Repeat the entries that follow verbatim, without any of their pictures.

Saved entries:
+---+

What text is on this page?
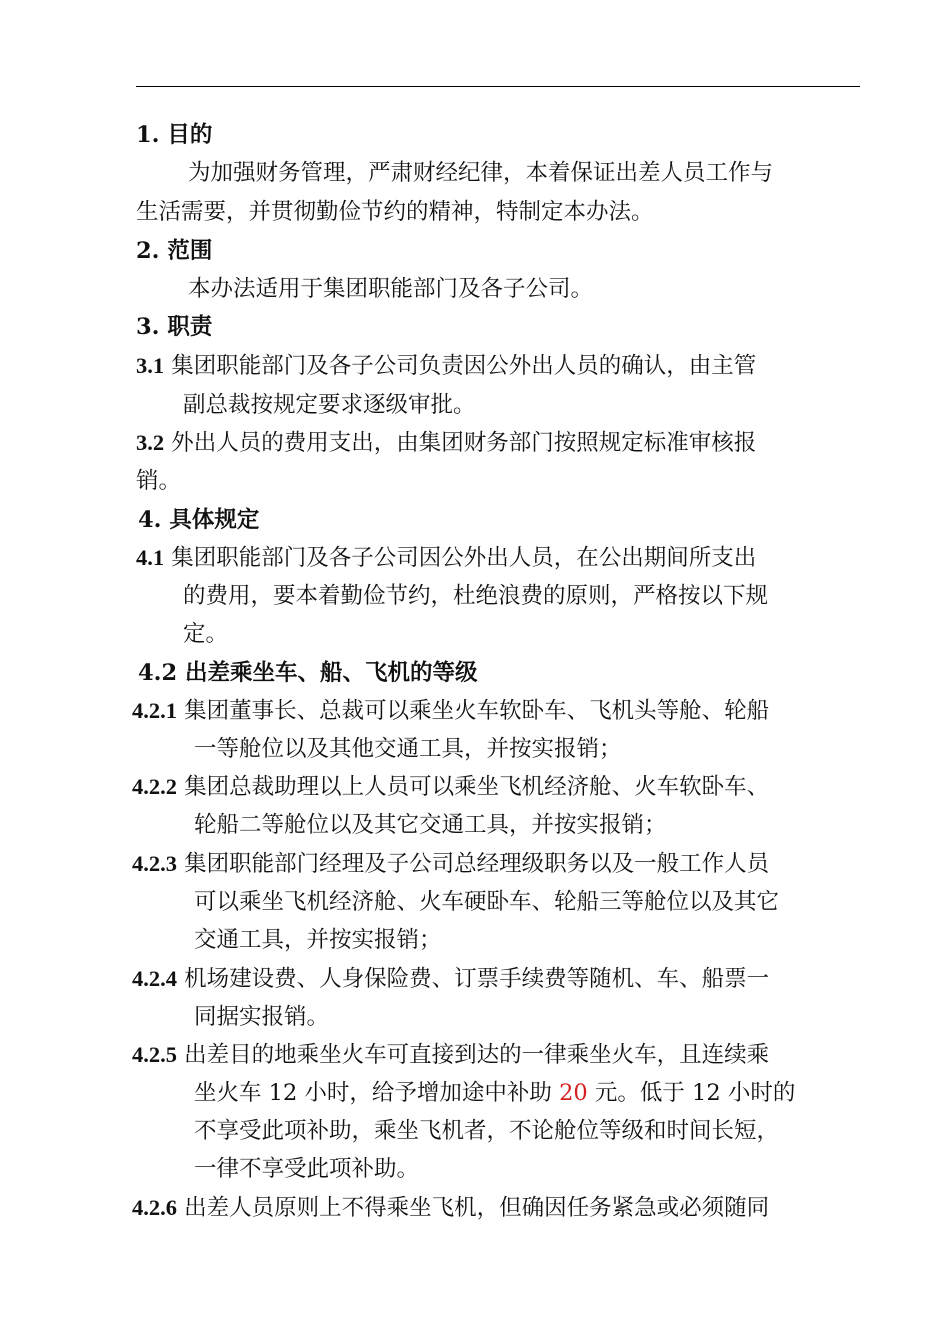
1. 目的
为加强财务管理，严肃财经纪律，本着保证出差人员工作与
生活需要，并贯彻勤俭节约的精神，特制定本办法。
2. 范围
本办法适用于集团职能部门及各子公司。
3. 职责
3.1 集团职能部门及各子公司负责因公外出人员的确认，由主管
副总裁按规定要求逐级审批。
3.2 外出人员的费用支出，由集团财务部门按照规定标准审核报
销。
4. 具体规定
4.1 集团职能部门及各子公司因公外出人员，在公出期间所支出
的费用，要本着勤俭节约，杜绝浪费的原则，严格按以下规
定。
4.2 出差乘坐车、船、飞机的等级
4.2.1 集团董事长、总裁可以乘坐火车软卧车、飞机头等舱、轮船
一等舱位以及其他交通工具，并按实报销；
4.2.2 集团总裁助理以上人员可以乘坐飞机经济舱、火车软卧车、
轮船二等舱位以及其它交通工具，并按实报销；
4.2.3 集团职能部门经理及子公司总经理级职务以及一般工作人员
可以乘坐飞机经济舱、火车硬卧车、轮船三等舱位以及其它
交通工具，并按实报销；
4.2.4 机场建设费、人身保险费、订票手续费等随机、车、船票一
同据实报销。
4.2.5 出差目的地乘坐火车可直接到达的一律乘坐火车，且连续乘
坐火车 12 小时，给予增加途中补助 20 元。低于 12 小时的
不享受此项补助，乘坐飞机者，不论舱位等级和时间长短，
一律不享受此项补助。
4.2.6 出差人员原则上不得乘坐飞机，但确因任务紧急或必须随同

+---+

▸ **The response**
What text is on this page?
1. 目的
为加强财务管理，严肃财经纪律，本着保证出差人员工作与
生活需要，并贯彻勤俭节约的精神，特制定本办法。
2. 范围
本办法适用于集团职能部门及各子公司。
3. 职责
3.1 集团职能部门及各子公司负责因公外出人员的确认，由主管
副总裁按规定要求逐级审批。
3.2 外出人员的费用支出，由集团财务部门按照规定标准审核报
销。
4. 具体规定
4.1 集团职能部门及各子公司因公外出人员，在公出期间所支出
的费用，要本着勤俭节约，杜绝浪费的原则，严格按以下规
定。
4.2 出差乘坐车、船、飞机的等级
4.2.1 集团董事长、总裁可以乘坐火车软卧车、飞机头等舱、轮船
一等舱位以及其他交通工具，并按实报销；
4.2.2 集团总裁助理以上人员可以乘坐飞机经济舱、火车软卧车、
轮船二等舱位以及其它交通工具，并按实报销；
4.2.3 集团职能部门经理及子公司总经理级职务以及一般工作人员
可以乘坐飞机经济舱、火车硬卧车、轮船三等舱位以及其它
交通工具，并按实报销；
4.2.4 机场建设费、人身保险费、订票手续费等随机、车、船票一
同据实报销。
4.2.5 出差目的地乘坐火车可直接到达的一律乘坐火车，且连续乘
坐火车 12 小时，给予增加途中补助 20 元。低于 12 小时的
不享受此项补助，乘坐飞机者，不论舱位等级和时间长短，
一律不享受此项补助。
4.2.6 出差人员原则上不得乘坐飞机，但确因任务紧急或必须随同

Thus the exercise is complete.